- **Problem to solve**:
Below are entries. Pull out all lines containing "braucht".
>>>>
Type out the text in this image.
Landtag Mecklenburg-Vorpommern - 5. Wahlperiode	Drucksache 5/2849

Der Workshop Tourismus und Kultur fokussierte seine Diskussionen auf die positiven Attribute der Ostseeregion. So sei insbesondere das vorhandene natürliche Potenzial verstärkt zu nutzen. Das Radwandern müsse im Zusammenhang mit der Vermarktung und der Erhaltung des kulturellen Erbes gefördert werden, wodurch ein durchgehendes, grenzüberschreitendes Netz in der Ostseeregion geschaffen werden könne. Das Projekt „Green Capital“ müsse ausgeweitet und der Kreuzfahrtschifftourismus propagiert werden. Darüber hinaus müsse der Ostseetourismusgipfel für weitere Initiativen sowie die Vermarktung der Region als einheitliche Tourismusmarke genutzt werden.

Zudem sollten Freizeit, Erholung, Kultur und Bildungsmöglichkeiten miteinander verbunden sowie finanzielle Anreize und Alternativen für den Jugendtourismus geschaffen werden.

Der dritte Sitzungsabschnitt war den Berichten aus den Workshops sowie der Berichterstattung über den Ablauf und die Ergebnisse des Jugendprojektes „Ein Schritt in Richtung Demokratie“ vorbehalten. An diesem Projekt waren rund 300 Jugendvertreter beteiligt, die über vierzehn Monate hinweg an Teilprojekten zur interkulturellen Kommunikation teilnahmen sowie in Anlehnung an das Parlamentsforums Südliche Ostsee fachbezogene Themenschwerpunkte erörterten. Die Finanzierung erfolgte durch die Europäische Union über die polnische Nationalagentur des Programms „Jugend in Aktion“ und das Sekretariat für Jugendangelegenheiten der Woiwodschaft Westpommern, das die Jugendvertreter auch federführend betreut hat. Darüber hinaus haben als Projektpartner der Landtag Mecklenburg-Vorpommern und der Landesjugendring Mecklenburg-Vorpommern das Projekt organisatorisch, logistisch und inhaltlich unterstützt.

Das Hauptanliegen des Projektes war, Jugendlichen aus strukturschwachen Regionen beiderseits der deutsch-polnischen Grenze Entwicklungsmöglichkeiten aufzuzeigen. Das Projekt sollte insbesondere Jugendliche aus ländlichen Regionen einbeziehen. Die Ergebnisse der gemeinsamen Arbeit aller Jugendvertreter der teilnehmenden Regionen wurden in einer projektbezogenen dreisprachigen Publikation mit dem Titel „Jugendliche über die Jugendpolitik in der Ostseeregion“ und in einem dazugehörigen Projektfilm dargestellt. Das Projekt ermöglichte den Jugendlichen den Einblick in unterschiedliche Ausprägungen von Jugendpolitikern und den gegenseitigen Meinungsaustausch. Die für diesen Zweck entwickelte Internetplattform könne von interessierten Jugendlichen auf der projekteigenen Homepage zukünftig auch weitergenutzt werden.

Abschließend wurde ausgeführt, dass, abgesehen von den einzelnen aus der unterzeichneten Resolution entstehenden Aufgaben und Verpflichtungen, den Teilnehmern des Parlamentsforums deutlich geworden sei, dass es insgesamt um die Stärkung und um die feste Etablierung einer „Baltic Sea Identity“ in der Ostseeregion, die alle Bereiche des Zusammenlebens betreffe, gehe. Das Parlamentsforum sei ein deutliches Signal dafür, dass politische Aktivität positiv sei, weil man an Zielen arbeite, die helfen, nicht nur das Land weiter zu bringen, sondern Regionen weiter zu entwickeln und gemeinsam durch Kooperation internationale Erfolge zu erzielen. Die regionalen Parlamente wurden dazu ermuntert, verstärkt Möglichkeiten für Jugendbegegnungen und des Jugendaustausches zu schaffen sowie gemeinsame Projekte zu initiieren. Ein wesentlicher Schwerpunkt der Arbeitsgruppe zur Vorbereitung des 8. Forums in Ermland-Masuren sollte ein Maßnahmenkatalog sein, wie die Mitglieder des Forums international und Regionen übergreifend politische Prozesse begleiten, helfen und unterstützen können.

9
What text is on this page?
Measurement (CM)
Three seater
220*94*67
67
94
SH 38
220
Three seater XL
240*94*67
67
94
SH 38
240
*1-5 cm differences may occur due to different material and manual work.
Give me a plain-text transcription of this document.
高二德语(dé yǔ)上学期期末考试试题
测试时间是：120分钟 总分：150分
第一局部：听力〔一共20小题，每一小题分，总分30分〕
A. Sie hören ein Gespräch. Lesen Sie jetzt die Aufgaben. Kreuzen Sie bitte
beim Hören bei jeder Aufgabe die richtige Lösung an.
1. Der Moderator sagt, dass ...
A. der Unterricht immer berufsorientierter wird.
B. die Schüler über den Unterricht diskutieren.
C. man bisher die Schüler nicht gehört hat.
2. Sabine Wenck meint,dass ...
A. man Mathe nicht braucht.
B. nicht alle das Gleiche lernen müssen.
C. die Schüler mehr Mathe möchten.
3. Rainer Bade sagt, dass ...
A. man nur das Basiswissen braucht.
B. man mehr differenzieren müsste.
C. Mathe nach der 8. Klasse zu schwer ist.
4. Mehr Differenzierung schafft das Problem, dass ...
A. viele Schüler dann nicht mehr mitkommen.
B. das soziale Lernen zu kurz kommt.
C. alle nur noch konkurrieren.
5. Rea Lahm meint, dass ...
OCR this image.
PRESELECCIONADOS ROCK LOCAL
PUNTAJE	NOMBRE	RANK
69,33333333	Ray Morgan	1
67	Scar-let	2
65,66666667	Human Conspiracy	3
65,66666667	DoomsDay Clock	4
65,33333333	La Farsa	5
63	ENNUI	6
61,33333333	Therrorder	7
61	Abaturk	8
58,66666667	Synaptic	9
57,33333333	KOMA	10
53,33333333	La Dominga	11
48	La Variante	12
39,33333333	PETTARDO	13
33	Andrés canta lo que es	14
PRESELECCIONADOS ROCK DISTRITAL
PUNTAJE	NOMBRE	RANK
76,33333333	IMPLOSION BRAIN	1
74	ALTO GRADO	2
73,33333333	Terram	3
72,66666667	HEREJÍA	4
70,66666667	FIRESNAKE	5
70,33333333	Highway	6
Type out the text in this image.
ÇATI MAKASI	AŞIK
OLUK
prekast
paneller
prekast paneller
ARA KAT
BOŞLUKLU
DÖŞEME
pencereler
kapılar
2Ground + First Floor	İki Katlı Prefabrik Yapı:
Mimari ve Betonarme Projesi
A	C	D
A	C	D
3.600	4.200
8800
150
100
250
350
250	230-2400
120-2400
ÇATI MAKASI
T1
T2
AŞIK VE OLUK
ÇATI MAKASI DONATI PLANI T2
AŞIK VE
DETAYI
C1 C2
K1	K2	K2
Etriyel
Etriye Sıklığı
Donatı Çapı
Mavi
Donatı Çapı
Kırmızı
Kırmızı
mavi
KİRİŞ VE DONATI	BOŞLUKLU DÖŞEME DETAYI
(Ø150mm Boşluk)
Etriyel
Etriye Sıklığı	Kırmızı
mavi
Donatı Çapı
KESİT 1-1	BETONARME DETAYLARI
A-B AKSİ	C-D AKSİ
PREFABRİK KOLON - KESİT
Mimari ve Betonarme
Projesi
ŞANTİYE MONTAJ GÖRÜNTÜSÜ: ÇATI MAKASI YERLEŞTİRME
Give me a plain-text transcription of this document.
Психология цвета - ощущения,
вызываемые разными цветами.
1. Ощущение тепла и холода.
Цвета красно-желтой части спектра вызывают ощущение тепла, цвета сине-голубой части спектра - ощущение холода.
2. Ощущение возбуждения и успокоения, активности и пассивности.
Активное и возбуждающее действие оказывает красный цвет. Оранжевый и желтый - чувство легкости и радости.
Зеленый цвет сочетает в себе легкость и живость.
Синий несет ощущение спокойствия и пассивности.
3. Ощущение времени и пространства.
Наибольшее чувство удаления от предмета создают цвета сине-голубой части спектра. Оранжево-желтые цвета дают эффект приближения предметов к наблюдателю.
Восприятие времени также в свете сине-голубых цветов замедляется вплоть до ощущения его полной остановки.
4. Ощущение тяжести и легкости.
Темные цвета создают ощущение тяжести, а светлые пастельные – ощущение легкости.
<<<<
- **Final result**:
A. man Mathe nicht braucht.
A. man nur das Basiswissen braucht.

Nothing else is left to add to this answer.